***** Given information
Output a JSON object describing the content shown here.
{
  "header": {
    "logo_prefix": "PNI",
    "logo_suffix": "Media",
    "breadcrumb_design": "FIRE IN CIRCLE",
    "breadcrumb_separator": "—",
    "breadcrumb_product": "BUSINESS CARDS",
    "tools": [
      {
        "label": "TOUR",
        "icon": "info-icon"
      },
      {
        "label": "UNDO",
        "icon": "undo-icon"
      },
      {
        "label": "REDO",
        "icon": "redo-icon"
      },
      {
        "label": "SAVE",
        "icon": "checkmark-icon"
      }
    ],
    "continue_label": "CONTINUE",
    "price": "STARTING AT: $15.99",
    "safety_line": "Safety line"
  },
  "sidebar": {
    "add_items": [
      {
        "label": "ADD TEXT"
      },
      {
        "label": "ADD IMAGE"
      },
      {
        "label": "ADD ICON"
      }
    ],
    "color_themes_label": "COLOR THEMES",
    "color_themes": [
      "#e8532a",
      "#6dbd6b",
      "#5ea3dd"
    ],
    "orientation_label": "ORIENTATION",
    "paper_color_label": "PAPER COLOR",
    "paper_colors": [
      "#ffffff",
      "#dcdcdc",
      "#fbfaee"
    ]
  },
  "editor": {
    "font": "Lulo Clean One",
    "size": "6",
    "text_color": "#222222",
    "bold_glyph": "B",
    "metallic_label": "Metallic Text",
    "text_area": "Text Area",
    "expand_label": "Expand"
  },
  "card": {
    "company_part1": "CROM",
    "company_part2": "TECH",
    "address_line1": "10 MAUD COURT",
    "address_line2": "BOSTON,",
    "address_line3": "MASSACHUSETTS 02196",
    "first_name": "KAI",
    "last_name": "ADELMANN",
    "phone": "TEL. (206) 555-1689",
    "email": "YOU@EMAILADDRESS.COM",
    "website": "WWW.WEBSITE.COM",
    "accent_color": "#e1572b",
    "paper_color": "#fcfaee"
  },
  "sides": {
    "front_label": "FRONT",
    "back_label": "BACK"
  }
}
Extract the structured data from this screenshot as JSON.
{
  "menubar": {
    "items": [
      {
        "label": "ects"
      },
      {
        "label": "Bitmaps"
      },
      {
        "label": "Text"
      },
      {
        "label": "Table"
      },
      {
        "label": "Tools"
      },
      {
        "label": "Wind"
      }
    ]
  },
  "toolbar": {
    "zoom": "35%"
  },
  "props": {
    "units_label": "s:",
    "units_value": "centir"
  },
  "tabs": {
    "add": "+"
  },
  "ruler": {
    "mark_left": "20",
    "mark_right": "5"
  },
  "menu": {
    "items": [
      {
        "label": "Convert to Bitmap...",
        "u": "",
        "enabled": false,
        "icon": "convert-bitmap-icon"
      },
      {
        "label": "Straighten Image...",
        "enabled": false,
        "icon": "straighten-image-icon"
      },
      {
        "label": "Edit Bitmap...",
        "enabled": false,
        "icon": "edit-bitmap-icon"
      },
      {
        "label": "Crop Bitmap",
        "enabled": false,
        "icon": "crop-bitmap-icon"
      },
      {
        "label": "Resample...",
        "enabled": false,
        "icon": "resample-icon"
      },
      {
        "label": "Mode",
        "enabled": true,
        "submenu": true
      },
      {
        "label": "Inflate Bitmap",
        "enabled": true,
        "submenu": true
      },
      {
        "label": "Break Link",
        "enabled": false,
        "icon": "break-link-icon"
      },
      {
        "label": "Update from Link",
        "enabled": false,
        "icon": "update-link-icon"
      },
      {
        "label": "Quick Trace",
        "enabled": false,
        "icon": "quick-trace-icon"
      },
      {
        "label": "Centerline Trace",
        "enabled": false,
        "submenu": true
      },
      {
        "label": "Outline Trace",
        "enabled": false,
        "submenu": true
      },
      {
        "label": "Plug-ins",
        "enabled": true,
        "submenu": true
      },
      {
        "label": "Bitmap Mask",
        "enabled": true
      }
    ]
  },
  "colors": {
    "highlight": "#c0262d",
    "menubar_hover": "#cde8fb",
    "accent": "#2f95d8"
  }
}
**********
Problem description: Each line of the listing above should be output exactly.

Result of this task:
Output a JSON object describing the content shown here.
{
  "header": {
    "logo_prefix": "PNI",
    "logo_suffix": "Media",
    "breadcrumb_design": "FIRE IN CIRCLE",
    "breadcrumb_separator": "—",
    "breadcrumb_product": "BUSINESS CARDS",
    "tools": [
      {
        "label": "TOUR",
        "icon": "info-icon"
      },
      {
        "label": "UNDO",
        "icon": "undo-icon"
      },
      {
        "label": "REDO",
        "icon": "redo-icon"
      },
      {
        "label": "SAVE",
        "icon": "checkmark-icon"
      }
    ],
    "continue_label": "CONTINUE",
    "price": "STARTING AT: $15.99",
    "safety_line": "Safety line"
  },
  "sidebar": {
    "add_items": [
      {
        "label": "ADD TEXT"
      },
      {
        "label": "ADD IMAGE"
      },
      {
        "label": "ADD ICON"
      }
    ],
    "color_themes_label": "COLOR THEMES",
    "color_themes": [
      "#e8532a",
      "#6dbd6b",
      "#5ea3dd"
    ],
    "orientation_label": "ORIENTATION",
    "paper_color_label": "PAPER COLOR",
    "paper_colors": [
      "#ffffff",
      "#dcdcdc",
      "#fbfaee"
    ]
  },
  "editor": {
    "font": "Lulo Clean One",
    "size": "6",
    "text_color": "#222222",
    "bold_glyph": "B",
    "metallic_label": "Metallic Text",
    "text_area": "Text Area",
    "expand_label": "Expand"
  },
  "card": {
    "company_part1": "CROM",
    "company_part2": "TECH",
    "address_line1": "10 MAUD COURT",
    "address_line2": "BOSTON,",
    "address_line3": "MASSACHUSETTS 02196",
    "first_name": "KAI",
    "last_name": "ADELMANN",
    "phone": "TEL. (206) 555-1689",
    "email": "YOU@EMAILADDRESS.COM",
    "website": "WWW.WEBSITE.COM",
    "accent_color": "#e1572b",
    "paper_color": "#fcfaee"
  },
  "sides": {
    "front_label": "FRONT",
    "back_label": "BACK"
  }
}
Extract the structured data from this screenshot as JSON.
{
  "menubar": {
    "items": [
      {
        "label": "ects"
      },
      {
        "label": "Bitmaps"
      },
      {
        "label": "Text"
      },
      {
        "label": "Table"
      },
      {
        "label": "Tools"
      },
      {
        "label": "Wind"
      }
    ]
  },
  "toolbar": {
    "zoom": "35%"
  },
  "props": {
    "units_label": "s:",
    "units_value": "centir"
  },
  "tabs": {
    "add": "+"
  },
  "ruler": {
    "mark_left": "20",
    "mark_right": "5"
  },
  "menu": {
    "items": [
      {
        "label": "Convert to Bitmap...",
        "u": "",
        "enabled": false,
        "icon": "convert-bitmap-icon"
      },
      {
        "label": "Straighten Image...",
        "enabled": false,
        "icon": "straighten-image-icon"
      },
      {
        "label": "Edit Bitmap...",
        "enabled": false,
        "icon": "edit-bitmap-icon"
      },
      {
        "label": "Crop Bitmap",
        "enabled": false,
        "icon": "crop-bitmap-icon"
      },
      {
        "label": "Resample...",
        "enabled": false,
        "icon": "resample-icon"
      },
      {
        "label": "Mode",
        "enabled": true,
        "submenu": true
      },
      {
        "label": "Inflate Bitmap",
        "enabled": true,
        "submenu": true
      },
      {
        "label": "Break Link",
        "enabled": false,
        "icon": "break-link-icon"
      },
      {
        "label": "Update from Link",
        "enabled": false,
        "icon": "update-link-icon"
      },
      {
        "label": "Quick Trace",
        "enabled": false,
        "icon": "quick-trace-icon"
      },
      {
        "label": "Centerline Trace",
        "enabled": false,
        "submenu": true
      },
      {
        "label": "Outline Trace",
        "enabled": false,
        "submenu": true
      },
      {
        "label": "Plug-ins",
        "enabled": true,
        "submenu": true
      },
      {
        "label": "Bitmap Mask",
        "enabled": true
      }
    ]
  },
  "colors": {
    "highlight": "#c0262d",
    "menubar_hover": "#cde8fb",
    "accent": "#2f95d8"
  }
}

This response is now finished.